# TASK DESCRIPTION
Please write out the material that follows, exactly as it stands.
___ PROVIDED DATA
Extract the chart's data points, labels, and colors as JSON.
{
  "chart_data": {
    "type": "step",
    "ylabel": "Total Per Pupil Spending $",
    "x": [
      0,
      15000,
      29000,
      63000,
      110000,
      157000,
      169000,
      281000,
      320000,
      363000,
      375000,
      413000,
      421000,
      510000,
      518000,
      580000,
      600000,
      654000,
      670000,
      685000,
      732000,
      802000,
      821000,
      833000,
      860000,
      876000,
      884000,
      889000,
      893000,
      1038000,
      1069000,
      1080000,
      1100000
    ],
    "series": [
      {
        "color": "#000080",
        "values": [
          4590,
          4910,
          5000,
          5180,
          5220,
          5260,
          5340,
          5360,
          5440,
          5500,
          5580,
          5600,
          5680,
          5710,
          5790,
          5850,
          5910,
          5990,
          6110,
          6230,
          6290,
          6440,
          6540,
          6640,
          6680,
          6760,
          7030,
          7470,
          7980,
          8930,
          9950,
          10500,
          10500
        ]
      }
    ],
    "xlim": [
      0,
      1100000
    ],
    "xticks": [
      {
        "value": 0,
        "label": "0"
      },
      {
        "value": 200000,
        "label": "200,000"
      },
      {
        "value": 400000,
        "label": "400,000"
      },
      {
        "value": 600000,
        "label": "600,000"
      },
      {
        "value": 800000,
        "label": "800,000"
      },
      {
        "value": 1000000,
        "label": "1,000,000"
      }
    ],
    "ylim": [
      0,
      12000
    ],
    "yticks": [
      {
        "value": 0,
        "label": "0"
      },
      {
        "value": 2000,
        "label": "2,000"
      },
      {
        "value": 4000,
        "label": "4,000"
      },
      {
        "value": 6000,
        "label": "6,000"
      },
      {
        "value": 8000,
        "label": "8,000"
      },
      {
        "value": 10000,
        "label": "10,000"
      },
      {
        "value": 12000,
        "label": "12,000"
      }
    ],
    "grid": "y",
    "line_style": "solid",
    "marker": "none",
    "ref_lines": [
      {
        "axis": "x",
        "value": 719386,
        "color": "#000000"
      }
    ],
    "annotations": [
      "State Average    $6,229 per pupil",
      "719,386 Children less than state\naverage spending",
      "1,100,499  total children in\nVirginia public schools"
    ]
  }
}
______
# SOLUTION BELOW
Extract the chart's data points, labels, and colors as JSON.
{
  "chart_data": {
    "type": "step",
    "ylabel": "Total Per Pupil Spending $",
    "x": [
      0,
      15000,
      29000,
      63000,
      110000,
      157000,
      169000,
      281000,
      320000,
      363000,
      375000,
      413000,
      421000,
      510000,
      518000,
      580000,
      600000,
      654000,
      670000,
      685000,
      732000,
      802000,
      821000,
      833000,
      860000,
      876000,
      884000,
      889000,
      893000,
      1038000,
      1069000,
      1080000,
      1100000
    ],
    "series": [
      {
        "color": "#000080",
        "values": [
          4590,
          4910,
          5000,
          5180,
          5220,
          5260,
          5340,
          5360,
          5440,
          5500,
          5580,
          5600,
          5680,
          5710,
          5790,
          5850,
          5910,
          5990,
          6110,
          6230,
          6290,
          6440,
          6540,
          6640,
          6680,
          6760,
          7030,
          7470,
          7980,
          8930,
          9950,
          10500,
          10500
        ]
      }
    ],
    "xlim": [
      0,
      1100000
    ],
    "xticks": [
      {
        "value": 0,
        "label": "0"
      },
      {
        "value": 200000,
        "label": "200,000"
      },
      {
        "value": 400000,
        "label": "400,000"
      },
      {
        "value": 600000,
        "label": "600,000"
      },
      {
        "value": 800000,
        "label": "800,000"
      },
      {
        "value": 1000000,
        "label": "1,000,000"
      }
    ],
    "ylim": [
      0,
      12000
    ],
    "yticks": [
      {
        "value": 0,
        "label": "0"
      },
      {
        "value": 2000,
        "label": "2,000"
      },
      {
        "value": 4000,
        "label": "4,000"
      },
      {
        "value": 6000,
        "label": "6,000"
      },
      {
        "value": 8000,
        "label": "8,000"
      },
      {
        "value": 10000,
        "label": "10,000"
      },
      {
        "value": 12000,
        "label": "12,000"
      }
    ],
    "grid": "y",
    "line_style": "solid",
    "marker": "none",
    "ref_lines": [
      {
        "axis": "x",
        "value": 719386,
        "color": "#000000"
      }
    ],
    "annotations": [
      "State Average    $6,229 per pupil",
      "719,386 Children less than state\naverage spending",
      "1,100,499  total children in\nVirginia public schools"
    ]
  }
}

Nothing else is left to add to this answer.